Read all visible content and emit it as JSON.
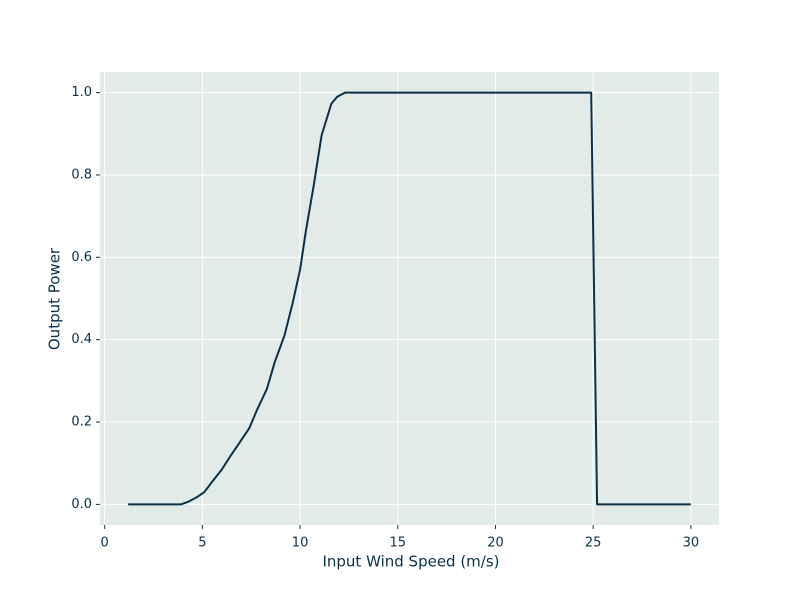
{
  "chart_data": {
    "type": "line",
    "xlabel": "Input Wind Speed (m/s)",
    "ylabel": "Output Power",
    "x": [
      1.2,
      3.9,
      4.3,
      4.7,
      5.1,
      5.5,
      6.0,
      6.4,
      6.9,
      7.4,
      7.8,
      8.3,
      8.7,
      9.2,
      9.6,
      10.0,
      10.3,
      10.7,
      11.1,
      11.6,
      11.9,
      12.3,
      24.9,
      25.2,
      30.0
    ],
    "values": [
      0,
      0,
      0.007,
      0.017,
      0.03,
      0.055,
      0.085,
      0.115,
      0.15,
      0.185,
      0.23,
      0.28,
      0.345,
      0.41,
      0.485,
      0.57,
      0.665,
      0.775,
      0.896,
      0.973,
      0.99,
      1.0,
      1.0,
      0,
      0
    ],
    "color": "#0b3149",
    "background": "#e3ebe8",
    "grid": true,
    "xlim": [
      -0.24,
      31.44
    ],
    "ylim": [
      -0.05,
      1.05
    ],
    "xticks": [
      0,
      5,
      10,
      15,
      20,
      25,
      30
    ],
    "yticks": [
      {
        "value": 0,
        "label": "0.0"
      },
      {
        "value": 0.2,
        "label": "0.2"
      },
      {
        "value": 0.4,
        "label": "0.4"
      },
      {
        "value": 0.6,
        "label": "0.6"
      },
      {
        "value": 0.8,
        "label": "0.8"
      },
      {
        "value": 1.0,
        "label": "1.0"
      }
    ]
  }
}
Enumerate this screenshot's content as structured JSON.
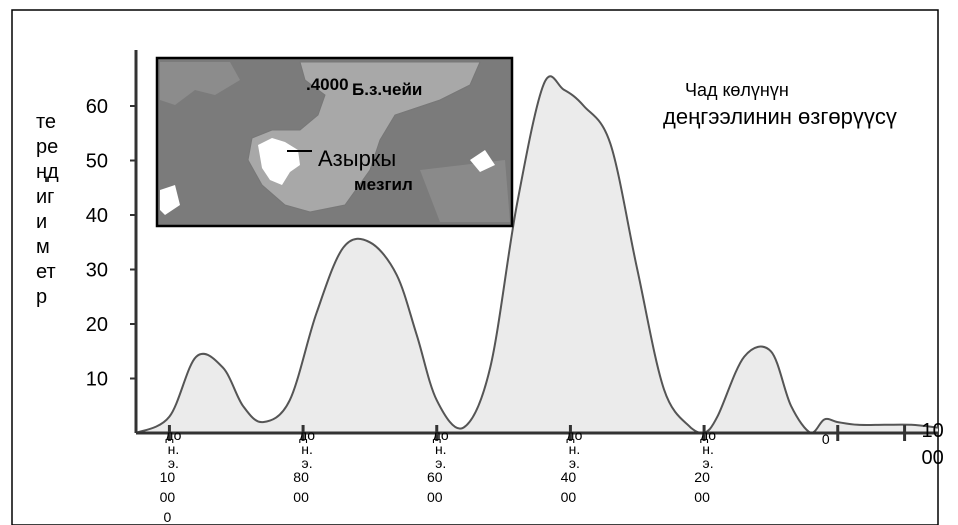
{
  "chart_data": {
    "type": "area",
    "title_lines": [
      "Чад көлүнүн",
      "деңгээлинин өзгөрүүсү"
    ],
    "ylabel_lines": [
      "те",
      "ре",
      "ңд",
      "иг",
      "и",
      "м",
      "ет",
      "р"
    ],
    "ylim": [
      0,
      65
    ],
    "yticks": [
      10,
      20,
      30,
      40,
      50,
      60
    ],
    "xlim": [
      -10500,
      1500
    ],
    "x": [
      -10500,
      -10000,
      -9600,
      -9200,
      -8900,
      -8600,
      -8200,
      -7800,
      -7400,
      -7000,
      -6600,
      -6300,
      -6000,
      -5600,
      -5200,
      -4800,
      -4400,
      -4100,
      -3800,
      -3400,
      -3000,
      -2600,
      -2200,
      -2000,
      -1800,
      -1400,
      -1000,
      -700,
      -400,
      -200,
      0,
      300,
      700,
      1100,
      1500
    ],
    "y": [
      0,
      3,
      14,
      12,
      5,
      2,
      6,
      22,
      34,
      35,
      29,
      18,
      6,
      1,
      12,
      42,
      64,
      63,
      60,
      53,
      30,
      8,
      1,
      0,
      3,
      14,
      15,
      5,
      0,
      2.5,
      2,
      1.5,
      1.5,
      1.5,
      1
    ],
    "x_ticks": [
      {
        "value": -10000,
        "lines": [
          "до",
          "н.",
          "э.",
          "10",
          "00",
          "0"
        ]
      },
      {
        "value": -8000,
        "lines": [
          "до",
          "н.",
          "э.",
          "80",
          "00"
        ]
      },
      {
        "value": -6000,
        "lines": [
          "до",
          "н.",
          "э.",
          "60",
          "00"
        ]
      },
      {
        "value": -4000,
        "lines": [
          "до",
          "н.",
          "э.",
          "40",
          "00"
        ]
      },
      {
        "value": -2000,
        "lines": [
          "до",
          "н.",
          "э.",
          "20",
          "00"
        ]
      },
      {
        "value": 0,
        "lines": [
          "0"
        ]
      },
      {
        "value": 1000,
        "lines": [
          "10",
          "00"
        ]
      }
    ],
    "grid": false,
    "legend": "none"
  },
  "inset_map": {
    "label_era": ".4000",
    "label_era_suffix": "Б.з.чейи",
    "label_now": "Азыркы",
    "label_now_2": "мезгил",
    "colors": {
      "land": "#7b7b7b",
      "ancient_lake": "#a8a8a8",
      "present_lake": "#ffffff"
    }
  },
  "colors": {
    "area_fill": "#ebebeb",
    "line": "#555555",
    "axis": "#333333"
  }
}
________________________________________
• [What to produce]: Transcribe the listing in full and omit the pictures.

• [Worked answer]:
Read all visible content and emit it as JSON.
{
  "chart_data": {
    "type": "line",
    "xlabel": "Input Wind Speed (m/s)",
    "ylabel": "Output Power",
    "x": [
      1.2,
      3.9,
      4.3,
      4.7,
      5.1,
      5.5,
      6.0,
      6.4,
      6.9,
      7.4,
      7.8,
      8.3,
      8.7,
      9.2,
      9.6,
      10.0,
      10.3,
      10.7,
      11.1,
      11.6,
      11.9,
      12.3,
      24.9,
      25.2,
      30.0
    ],
    "values": [
      0,
      0,
      0.007,
      0.017,
      0.03,
      0.055,
      0.085,
      0.115,
      0.15,
      0.185,
      0.23,
      0.28,
      0.345,
      0.41,
      0.485,
      0.57,
      0.665,
      0.775,
      0.896,
      0.973,
      0.99,
      1.0,
      1.0,
      0,
      0
    ],
    "color": "#0b3149",
    "background": "#e3ebe8",
    "grid": true,
    "xlim": [
      -0.24,
      31.44
    ],
    "ylim": [
      -0.05,
      1.05
    ],
    "xticks": [
      0,
      5,
      10,
      15,
      20,
      25,
      30
    ],
    "yticks": [
      {
        "value": 0,
        "label": "0.0"
      },
      {
        "value": 0.2,
        "label": "0.2"
      },
      {
        "value": 0.4,
        "label": "0.4"
      },
      {
        "value": 0.6,
        "label": "0.6"
      },
      {
        "value": 0.8,
        "label": "0.8"
      },
      {
        "value": 1.0,
        "label": "1.0"
      }
    ]
  }
}
Enumerate this screenshot's content as structured JSON.
{
  "chart_data": {
    "type": "area",
    "title_lines": [
      "Чад көлүнүн",
      "деңгээлинин өзгөрүүсү"
    ],
    "ylabel_lines": [
      "те",
      "ре",
      "ңд",
      "иг",
      "и",
      "м",
      "ет",
      "р"
    ],
    "ylim": [
      0,
      65
    ],
    "yticks": [
      10,
      20,
      30,
      40,
      50,
      60
    ],
    "xlim": [
      -10500,
      1500
    ],
    "x": [
      -10500,
      -10000,
      -9600,
      -9200,
      -8900,
      -8600,
      -8200,
      -7800,
      -7400,
      -7000,
      -6600,
      -6300,
      -6000,
      -5600,
      -5200,
      -4800,
      -4400,
      -4100,
      -3800,
      -3400,
      -3000,
      -2600,
      -2200,
      -2000,
      -1800,
      -1400,
      -1000,
      -700,
      -400,
      -200,
      0,
      300,
      700,
      1100,
      1500
    ],
    "y": [
      0,
      3,
      14,
      12,
      5,
      2,
      6,
      22,
      34,
      35,
      29,
      18,
      6,
      1,
      12,
      42,
      64,
      63,
      60,
      53,
      30,
      8,
      1,
      0,
      3,
      14,
      15,
      5,
      0,
      2.5,
      2,
      1.5,
      1.5,
      1.5,
      1
    ],
    "x_ticks": [
      {
        "value": -10000,
        "lines": [
          "до",
          "н.",
          "э.",
          "10",
          "00",
          "0"
        ]
      },
      {
        "value": -8000,
        "lines": [
          "до",
          "н.",
          "э.",
          "80",
          "00"
        ]
      },
      {
        "value": -6000,
        "lines": [
          "до",
          "н.",
          "э.",
          "60",
          "00"
        ]
      },
      {
        "value": -4000,
        "lines": [
          "до",
          "н.",
          "э.",
          "40",
          "00"
        ]
      },
      {
        "value": -2000,
        "lines": [
          "до",
          "н.",
          "э.",
          "20",
          "00"
        ]
      },
      {
        "value": 0,
        "lines": [
          "0"
        ]
      },
      {
        "value": 1000,
        "lines": [
          "10",
          "00"
        ]
      }
    ],
    "grid": false,
    "legend": "none"
  },
  "inset_map": {
    "label_era": ".4000",
    "label_era_suffix": "Б.з.чейи",
    "label_now": "Азыркы",
    "label_now_2": "мезгил",
    "colors": {
      "land": "#7b7b7b",
      "ancient_lake": "#a8a8a8",
      "present_lake": "#ffffff"
    }
  },
  "colors": {
    "area_fill": "#ebebeb",
    "line": "#555555",
    "axis": "#333333"
  }
}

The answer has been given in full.